## REQUIREMENT
Say how many lines contain "amount", using only the number.

## DATA
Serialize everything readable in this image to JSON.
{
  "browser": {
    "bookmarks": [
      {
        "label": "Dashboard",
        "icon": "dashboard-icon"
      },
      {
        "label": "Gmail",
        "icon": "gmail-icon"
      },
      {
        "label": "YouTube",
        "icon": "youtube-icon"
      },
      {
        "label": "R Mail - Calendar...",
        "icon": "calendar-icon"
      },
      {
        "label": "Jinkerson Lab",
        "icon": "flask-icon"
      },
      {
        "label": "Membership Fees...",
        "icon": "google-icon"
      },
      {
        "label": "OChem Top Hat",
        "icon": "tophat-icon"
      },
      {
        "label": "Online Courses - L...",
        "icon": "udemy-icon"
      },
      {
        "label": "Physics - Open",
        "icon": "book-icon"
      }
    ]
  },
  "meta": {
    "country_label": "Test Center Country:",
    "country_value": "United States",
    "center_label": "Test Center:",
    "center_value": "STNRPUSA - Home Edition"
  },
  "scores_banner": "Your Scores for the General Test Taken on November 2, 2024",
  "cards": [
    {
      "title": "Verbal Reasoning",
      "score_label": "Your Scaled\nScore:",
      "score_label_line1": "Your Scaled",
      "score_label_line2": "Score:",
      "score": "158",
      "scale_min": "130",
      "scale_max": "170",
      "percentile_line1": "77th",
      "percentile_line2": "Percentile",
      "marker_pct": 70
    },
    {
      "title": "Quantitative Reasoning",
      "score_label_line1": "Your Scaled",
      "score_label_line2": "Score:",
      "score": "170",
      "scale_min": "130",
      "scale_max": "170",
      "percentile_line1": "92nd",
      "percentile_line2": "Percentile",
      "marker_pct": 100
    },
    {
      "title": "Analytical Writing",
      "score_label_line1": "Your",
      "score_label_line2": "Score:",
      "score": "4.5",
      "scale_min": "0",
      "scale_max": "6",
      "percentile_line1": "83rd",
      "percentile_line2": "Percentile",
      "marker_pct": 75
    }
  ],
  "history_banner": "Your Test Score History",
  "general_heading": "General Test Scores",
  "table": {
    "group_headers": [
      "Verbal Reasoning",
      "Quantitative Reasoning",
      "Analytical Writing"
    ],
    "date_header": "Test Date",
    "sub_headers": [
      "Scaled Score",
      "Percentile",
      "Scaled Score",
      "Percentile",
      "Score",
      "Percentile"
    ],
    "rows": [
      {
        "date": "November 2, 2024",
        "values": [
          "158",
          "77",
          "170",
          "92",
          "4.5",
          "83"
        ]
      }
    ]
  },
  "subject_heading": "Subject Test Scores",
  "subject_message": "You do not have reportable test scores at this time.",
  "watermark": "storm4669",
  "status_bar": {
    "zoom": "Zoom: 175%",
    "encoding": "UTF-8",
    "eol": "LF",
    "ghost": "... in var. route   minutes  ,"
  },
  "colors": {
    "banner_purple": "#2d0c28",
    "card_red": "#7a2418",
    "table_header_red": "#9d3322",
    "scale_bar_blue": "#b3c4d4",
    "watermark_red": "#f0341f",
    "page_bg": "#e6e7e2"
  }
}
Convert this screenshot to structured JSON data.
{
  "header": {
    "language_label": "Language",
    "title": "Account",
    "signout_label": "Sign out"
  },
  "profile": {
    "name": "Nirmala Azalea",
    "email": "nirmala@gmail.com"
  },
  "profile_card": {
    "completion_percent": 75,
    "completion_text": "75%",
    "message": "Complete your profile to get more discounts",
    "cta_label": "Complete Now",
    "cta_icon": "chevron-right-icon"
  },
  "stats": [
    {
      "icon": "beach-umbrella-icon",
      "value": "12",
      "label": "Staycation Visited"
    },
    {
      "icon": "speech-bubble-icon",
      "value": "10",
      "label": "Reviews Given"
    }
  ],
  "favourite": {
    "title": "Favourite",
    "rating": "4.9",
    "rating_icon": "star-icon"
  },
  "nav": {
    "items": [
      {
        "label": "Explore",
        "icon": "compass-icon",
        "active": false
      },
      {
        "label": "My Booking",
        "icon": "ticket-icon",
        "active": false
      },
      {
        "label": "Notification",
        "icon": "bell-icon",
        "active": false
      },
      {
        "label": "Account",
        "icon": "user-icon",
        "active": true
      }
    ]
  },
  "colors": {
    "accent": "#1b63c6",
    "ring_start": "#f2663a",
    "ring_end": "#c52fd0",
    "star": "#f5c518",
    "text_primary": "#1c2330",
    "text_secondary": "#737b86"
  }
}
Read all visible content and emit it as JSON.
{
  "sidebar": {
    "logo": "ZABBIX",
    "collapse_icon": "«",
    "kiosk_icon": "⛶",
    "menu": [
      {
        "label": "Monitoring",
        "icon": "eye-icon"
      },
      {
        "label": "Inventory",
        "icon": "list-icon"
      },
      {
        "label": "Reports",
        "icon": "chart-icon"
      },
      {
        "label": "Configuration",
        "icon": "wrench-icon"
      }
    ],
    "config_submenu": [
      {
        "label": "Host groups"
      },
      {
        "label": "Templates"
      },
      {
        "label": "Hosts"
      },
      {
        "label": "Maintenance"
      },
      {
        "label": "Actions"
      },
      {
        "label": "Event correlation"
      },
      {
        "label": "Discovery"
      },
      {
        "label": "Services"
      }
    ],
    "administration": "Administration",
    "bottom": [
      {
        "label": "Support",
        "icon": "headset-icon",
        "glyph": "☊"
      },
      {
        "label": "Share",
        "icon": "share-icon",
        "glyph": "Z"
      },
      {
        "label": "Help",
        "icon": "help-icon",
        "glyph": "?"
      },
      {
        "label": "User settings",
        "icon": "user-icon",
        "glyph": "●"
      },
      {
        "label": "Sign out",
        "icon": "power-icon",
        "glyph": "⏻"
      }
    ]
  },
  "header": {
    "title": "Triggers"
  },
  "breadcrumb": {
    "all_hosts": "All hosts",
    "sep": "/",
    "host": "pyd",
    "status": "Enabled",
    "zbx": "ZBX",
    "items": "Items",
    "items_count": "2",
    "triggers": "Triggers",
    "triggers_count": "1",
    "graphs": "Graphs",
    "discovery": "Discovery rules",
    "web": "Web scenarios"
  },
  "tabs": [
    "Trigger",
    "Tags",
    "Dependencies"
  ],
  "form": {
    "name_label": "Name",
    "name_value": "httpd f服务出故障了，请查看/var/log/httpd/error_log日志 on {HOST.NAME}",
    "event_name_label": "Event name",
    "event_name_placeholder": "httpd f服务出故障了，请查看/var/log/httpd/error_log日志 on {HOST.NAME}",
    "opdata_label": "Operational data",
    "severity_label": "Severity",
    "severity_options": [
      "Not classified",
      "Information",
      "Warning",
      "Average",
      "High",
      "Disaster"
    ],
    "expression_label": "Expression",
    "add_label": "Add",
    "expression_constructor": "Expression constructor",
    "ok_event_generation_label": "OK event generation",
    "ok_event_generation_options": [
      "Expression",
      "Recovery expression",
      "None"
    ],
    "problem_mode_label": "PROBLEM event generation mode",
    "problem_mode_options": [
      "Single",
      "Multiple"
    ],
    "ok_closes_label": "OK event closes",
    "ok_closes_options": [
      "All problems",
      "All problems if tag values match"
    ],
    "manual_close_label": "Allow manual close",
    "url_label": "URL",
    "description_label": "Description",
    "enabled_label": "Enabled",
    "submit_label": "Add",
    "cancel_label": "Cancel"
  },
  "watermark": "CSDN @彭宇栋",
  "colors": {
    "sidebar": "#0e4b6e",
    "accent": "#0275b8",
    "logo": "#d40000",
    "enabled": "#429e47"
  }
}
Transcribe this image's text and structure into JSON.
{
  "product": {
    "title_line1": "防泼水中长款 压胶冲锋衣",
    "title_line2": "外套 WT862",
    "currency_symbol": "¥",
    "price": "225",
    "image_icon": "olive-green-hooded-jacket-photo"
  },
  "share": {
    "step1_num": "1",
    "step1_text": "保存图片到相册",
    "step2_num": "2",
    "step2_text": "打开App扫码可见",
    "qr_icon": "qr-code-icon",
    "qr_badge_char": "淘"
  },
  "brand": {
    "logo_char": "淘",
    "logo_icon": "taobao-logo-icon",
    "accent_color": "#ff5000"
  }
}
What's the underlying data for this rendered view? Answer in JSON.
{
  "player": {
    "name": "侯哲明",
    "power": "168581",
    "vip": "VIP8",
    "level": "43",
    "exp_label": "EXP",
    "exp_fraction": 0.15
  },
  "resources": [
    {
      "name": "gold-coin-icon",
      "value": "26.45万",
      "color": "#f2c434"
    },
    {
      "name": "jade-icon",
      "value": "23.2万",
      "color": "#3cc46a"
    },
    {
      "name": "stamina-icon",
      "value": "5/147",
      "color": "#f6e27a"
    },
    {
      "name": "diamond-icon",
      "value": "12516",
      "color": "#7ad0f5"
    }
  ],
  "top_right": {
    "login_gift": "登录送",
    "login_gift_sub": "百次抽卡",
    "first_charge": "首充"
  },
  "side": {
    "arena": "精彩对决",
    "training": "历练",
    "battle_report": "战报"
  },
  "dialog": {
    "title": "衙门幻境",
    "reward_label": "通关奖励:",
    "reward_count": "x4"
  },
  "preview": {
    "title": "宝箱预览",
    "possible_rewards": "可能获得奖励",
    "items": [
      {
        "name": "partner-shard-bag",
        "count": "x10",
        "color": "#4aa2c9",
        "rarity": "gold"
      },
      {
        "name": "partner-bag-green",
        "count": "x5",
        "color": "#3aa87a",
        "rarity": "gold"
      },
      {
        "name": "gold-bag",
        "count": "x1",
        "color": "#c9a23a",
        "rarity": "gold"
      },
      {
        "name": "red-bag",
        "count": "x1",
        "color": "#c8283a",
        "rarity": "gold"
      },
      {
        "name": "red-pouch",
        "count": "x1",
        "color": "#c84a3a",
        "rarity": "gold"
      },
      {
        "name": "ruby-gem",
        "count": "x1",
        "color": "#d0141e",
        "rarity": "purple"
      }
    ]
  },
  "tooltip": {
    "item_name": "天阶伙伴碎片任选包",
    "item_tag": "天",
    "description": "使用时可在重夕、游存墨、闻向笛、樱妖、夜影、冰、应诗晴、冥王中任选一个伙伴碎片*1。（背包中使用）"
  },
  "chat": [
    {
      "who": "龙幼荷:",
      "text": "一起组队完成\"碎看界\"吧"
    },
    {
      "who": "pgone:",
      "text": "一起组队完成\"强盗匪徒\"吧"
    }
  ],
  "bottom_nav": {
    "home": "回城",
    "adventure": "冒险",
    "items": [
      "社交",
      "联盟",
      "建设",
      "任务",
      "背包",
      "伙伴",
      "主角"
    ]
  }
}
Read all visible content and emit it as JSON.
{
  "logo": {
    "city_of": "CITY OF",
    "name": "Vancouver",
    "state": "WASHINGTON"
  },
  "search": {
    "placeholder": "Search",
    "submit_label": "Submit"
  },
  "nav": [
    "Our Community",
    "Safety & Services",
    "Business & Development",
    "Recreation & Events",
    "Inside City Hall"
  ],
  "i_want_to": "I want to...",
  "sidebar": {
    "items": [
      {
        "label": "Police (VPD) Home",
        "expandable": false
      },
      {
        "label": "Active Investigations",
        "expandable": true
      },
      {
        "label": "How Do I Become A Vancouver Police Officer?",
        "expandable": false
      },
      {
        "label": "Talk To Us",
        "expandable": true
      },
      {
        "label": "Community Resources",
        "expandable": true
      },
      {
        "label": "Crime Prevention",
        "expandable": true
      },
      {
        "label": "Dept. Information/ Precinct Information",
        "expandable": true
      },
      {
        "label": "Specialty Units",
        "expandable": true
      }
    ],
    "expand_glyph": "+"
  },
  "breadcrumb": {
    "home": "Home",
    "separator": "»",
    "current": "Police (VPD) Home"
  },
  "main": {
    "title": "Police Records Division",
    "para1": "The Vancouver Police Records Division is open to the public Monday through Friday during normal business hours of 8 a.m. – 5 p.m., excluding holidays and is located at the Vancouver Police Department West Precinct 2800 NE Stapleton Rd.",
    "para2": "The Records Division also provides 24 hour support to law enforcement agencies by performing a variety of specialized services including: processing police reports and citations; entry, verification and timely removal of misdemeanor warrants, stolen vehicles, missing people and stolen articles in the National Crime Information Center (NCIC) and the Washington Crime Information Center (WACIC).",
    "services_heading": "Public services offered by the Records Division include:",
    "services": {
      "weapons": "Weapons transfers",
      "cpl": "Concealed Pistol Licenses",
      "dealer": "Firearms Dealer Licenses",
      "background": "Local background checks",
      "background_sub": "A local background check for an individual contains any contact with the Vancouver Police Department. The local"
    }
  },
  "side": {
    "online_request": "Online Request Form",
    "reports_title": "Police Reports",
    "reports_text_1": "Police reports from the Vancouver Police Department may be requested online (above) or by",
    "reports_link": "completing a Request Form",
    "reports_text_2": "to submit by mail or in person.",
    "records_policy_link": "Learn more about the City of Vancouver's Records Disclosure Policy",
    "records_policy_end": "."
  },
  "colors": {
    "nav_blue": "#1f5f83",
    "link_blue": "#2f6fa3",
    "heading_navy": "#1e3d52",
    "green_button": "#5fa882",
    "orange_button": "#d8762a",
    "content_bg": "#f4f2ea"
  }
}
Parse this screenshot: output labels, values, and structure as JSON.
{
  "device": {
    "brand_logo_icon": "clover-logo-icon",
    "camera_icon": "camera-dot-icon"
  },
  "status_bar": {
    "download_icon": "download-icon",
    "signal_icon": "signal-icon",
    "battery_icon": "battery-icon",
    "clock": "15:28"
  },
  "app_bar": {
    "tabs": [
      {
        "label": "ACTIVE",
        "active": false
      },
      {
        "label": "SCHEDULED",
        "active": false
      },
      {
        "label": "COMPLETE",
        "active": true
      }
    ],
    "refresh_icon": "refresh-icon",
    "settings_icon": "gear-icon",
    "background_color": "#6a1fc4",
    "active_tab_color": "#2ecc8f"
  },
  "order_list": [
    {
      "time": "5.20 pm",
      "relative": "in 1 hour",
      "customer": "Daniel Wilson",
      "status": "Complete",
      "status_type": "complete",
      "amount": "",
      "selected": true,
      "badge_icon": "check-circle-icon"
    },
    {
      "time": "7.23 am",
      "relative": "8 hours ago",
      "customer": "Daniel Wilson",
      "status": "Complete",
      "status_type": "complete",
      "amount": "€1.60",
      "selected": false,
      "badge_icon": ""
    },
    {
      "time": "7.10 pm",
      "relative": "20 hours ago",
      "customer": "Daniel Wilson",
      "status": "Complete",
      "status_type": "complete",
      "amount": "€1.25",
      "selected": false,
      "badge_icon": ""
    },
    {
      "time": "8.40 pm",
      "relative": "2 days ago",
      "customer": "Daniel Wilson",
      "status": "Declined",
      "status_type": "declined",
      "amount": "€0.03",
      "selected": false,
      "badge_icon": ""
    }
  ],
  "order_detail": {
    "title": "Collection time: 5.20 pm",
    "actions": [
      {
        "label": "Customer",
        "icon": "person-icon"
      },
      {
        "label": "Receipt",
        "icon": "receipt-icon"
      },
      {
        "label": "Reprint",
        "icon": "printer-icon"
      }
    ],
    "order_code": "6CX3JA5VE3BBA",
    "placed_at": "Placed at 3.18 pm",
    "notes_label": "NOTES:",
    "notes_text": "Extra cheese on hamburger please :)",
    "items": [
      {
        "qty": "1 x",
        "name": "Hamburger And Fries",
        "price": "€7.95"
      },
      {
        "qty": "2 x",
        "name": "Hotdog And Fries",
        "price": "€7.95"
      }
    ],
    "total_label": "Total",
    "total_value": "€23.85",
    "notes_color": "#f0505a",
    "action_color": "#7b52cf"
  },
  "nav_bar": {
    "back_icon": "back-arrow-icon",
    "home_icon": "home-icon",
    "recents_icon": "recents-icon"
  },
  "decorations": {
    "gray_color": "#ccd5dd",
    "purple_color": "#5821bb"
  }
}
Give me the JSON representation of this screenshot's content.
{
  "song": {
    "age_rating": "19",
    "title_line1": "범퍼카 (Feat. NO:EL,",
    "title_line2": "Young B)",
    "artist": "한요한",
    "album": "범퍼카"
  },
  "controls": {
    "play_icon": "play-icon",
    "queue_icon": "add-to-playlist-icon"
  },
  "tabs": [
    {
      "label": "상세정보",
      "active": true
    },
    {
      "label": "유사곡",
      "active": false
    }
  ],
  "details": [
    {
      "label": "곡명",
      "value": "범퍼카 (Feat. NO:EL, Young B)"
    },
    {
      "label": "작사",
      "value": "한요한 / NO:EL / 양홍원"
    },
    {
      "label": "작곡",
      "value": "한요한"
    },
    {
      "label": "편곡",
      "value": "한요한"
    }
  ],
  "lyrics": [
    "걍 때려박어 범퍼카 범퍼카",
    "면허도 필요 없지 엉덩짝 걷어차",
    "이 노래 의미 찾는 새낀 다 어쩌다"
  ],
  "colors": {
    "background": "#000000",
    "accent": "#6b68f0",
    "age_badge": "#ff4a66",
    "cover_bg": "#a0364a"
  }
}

## WRITTEN ANSWER
4